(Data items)
· · ·

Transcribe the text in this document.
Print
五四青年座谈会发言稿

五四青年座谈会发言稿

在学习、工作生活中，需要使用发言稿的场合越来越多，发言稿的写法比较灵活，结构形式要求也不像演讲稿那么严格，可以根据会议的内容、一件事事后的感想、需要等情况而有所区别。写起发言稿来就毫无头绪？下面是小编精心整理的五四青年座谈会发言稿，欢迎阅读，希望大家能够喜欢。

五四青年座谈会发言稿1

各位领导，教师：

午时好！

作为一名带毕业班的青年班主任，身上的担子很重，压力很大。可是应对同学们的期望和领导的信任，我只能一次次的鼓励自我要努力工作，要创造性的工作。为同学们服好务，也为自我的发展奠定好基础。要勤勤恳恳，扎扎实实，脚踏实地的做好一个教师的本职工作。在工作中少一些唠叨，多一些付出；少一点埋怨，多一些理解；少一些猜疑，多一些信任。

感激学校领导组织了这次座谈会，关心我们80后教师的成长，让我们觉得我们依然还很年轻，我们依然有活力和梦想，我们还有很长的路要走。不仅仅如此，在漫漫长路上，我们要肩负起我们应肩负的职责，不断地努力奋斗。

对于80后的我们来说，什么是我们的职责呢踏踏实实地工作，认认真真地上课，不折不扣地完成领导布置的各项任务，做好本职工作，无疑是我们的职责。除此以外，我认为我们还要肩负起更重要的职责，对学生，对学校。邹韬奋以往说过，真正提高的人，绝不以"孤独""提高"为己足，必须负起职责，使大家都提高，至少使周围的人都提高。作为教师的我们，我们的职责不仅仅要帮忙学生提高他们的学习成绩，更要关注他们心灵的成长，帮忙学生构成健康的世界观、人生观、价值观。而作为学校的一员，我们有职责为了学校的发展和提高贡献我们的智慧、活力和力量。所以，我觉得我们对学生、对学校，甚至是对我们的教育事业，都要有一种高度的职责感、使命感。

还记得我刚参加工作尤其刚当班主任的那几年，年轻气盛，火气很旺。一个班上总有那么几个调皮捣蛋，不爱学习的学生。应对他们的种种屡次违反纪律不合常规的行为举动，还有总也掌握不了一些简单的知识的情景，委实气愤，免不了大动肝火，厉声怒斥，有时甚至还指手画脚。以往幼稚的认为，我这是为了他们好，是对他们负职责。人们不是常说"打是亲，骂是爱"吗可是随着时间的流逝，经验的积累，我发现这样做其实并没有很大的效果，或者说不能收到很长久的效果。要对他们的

· · ·

**Exercise aim:**
Return all of the above records exactly, leaving no line out.

**Result of this exercise:**
Transcribe the text in this document.
Print
五四青年座谈会发言稿

五四青年座谈会发言稿

在学习、工作生活中，需要使用发言稿的场合越来越多，发言稿的写法比较灵活，结构形式要求也不像演讲稿那么严格，可以根据会议的内容、一件事事后的感想、需要等情况而有所区别。写起发言稿来就毫无头绪？下面是小编精心整理的五四青年座谈会发言稿，欢迎阅读，希望大家能够喜欢。

五四青年座谈会发言稿1

各位领导，教师：

午时好！

作为一名带毕业班的青年班主任，身上的担子很重，压力很大。可是应对同学们的期望和领导的信任，我只能一次次的鼓励自我要努力工作，要创造性的工作。为同学们服好务，也为自我的发展奠定好基础。要勤勤恳恳，扎扎实实，脚踏实地的做好一个教师的本职工作。在工作中少一些唠叨，多一些付出；少一点埋怨，多一些理解；少一些猜疑，多一些信任。

感激学校领导组织了这次座谈会，关心我们80后教师的成长，让我们觉得我们依然还很年轻，我们依然有活力和梦想，我们还有很长的路要走。不仅仅如此，在漫漫长路上，我们要肩负起我们应肩负的职责，不断地努力奋斗。

对于80后的我们来说，什么是我们的职责呢踏踏实实地工作，认认真真地上课，不折不扣地完成领导布置的各项任务，做好本职工作，无疑是我们的职责。除此以外，我认为我们还要肩负起更重要的职责，对学生，对学校。邹韬奋以往说过，真正提高的人，绝不以"孤独""提高"为己足，必须负起职责，使大家都提高，至少使周围的人都提高。作为教师的我们，我们的职责不仅仅要帮忙学生提高他们的学习成绩，更要关注他们心灵的成长，帮忙学生构成健康的世界观、人生观、价值观。而作为学校的一员，我们有职责为了学校的发展和提高贡献我们的智慧、活力和力量。所以，我觉得我们对学生、对学校，甚至是对我们的教育事业，都要有一种高度的职责感、使命感。

还记得我刚参加工作尤其刚当班主任的那几年，年轻气盛，火气很旺。一个班上总有那么几个调皮捣蛋，不爱学习的学生。应对他们的种种屡次违反纪律不合常规的行为举动，还有总也掌握不了一些简单的知识的情景，委实气愤，免不了大动肝火，厉声怒斥，有时甚至还指手画脚。以往幼稚的认为，我这是为了他们好，是对他们负职责。人们不是常说"打是亲，骂是爱"吗可是随着时间的流逝，经验的积累，我发现这样做其实并没有很大的效果，或者说不能收到很长久的效果。要对他们的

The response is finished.